Set exercise
Search the material below for the word "közegből". Copy every line that has it.

**** Task input ****

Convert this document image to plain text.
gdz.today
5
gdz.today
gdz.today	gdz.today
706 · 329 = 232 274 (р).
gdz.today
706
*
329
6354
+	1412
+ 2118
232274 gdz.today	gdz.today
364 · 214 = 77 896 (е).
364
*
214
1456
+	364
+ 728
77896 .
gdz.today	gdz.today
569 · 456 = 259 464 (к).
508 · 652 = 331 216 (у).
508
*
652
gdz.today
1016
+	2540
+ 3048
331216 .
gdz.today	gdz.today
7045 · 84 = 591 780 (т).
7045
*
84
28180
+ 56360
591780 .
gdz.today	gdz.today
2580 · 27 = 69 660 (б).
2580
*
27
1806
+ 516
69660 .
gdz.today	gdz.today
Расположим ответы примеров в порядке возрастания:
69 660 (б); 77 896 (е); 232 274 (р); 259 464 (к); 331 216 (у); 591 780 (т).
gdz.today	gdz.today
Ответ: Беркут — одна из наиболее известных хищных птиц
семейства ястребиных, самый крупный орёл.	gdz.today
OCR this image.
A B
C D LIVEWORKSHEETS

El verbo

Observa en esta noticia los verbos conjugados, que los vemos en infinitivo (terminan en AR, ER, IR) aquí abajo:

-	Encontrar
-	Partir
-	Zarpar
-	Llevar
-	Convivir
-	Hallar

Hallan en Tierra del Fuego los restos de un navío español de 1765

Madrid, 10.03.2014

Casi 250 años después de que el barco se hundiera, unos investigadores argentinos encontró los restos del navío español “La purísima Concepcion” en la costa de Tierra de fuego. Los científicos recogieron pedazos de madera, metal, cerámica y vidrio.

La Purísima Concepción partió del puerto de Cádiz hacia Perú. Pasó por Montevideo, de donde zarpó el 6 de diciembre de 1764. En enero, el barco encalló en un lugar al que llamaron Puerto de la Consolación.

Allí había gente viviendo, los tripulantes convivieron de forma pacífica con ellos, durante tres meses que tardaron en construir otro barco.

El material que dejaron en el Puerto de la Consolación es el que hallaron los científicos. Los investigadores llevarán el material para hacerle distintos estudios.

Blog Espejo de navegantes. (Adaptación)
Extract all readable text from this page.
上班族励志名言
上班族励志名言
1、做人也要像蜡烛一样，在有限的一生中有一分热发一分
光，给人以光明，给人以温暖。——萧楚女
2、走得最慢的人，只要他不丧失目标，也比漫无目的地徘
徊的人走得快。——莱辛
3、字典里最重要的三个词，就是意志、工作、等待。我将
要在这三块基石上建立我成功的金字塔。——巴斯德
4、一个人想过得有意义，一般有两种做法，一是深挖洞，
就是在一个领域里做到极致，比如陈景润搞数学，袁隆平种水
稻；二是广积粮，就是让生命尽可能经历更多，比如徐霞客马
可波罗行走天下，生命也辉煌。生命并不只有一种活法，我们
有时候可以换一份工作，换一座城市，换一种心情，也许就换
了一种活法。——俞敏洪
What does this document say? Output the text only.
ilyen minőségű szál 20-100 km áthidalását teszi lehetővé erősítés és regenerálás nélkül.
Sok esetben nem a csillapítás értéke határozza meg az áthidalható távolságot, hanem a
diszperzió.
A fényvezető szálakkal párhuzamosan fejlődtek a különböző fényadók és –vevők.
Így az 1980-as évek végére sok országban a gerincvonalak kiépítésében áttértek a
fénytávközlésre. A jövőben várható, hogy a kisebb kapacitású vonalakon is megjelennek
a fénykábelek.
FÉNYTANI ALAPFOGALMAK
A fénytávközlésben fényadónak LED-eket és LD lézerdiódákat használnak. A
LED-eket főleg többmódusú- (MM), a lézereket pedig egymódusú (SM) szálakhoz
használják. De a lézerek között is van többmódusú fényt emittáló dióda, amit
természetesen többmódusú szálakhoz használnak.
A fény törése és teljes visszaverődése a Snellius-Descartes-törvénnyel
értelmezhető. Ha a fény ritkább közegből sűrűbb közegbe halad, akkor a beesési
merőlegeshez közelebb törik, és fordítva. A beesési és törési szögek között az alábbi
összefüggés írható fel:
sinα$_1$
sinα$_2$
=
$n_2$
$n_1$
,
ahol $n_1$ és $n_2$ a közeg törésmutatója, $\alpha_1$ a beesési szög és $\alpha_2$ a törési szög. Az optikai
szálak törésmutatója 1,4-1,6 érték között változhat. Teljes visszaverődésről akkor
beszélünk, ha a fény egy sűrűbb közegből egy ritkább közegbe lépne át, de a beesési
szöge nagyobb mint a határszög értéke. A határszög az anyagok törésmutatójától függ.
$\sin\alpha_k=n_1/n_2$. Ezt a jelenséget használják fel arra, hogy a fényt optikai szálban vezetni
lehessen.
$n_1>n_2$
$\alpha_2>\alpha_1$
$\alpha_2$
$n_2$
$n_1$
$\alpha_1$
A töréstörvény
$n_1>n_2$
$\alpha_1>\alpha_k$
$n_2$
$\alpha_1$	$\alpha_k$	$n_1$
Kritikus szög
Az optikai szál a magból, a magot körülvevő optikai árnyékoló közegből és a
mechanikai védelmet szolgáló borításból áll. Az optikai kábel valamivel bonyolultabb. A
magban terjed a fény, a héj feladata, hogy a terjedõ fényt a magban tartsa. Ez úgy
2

****

Solved exercise
értelmezhető. Ha a fény ritkább közegből sűrűbb közegbe halad, akkor a beesési
beszélünk, ha a fény egy sűrűbb közegből egy ritkább közegbe lépne át, de a beesési
Az optikai szál a magból, a magot körülvevő optikai árnyékoló közegből és a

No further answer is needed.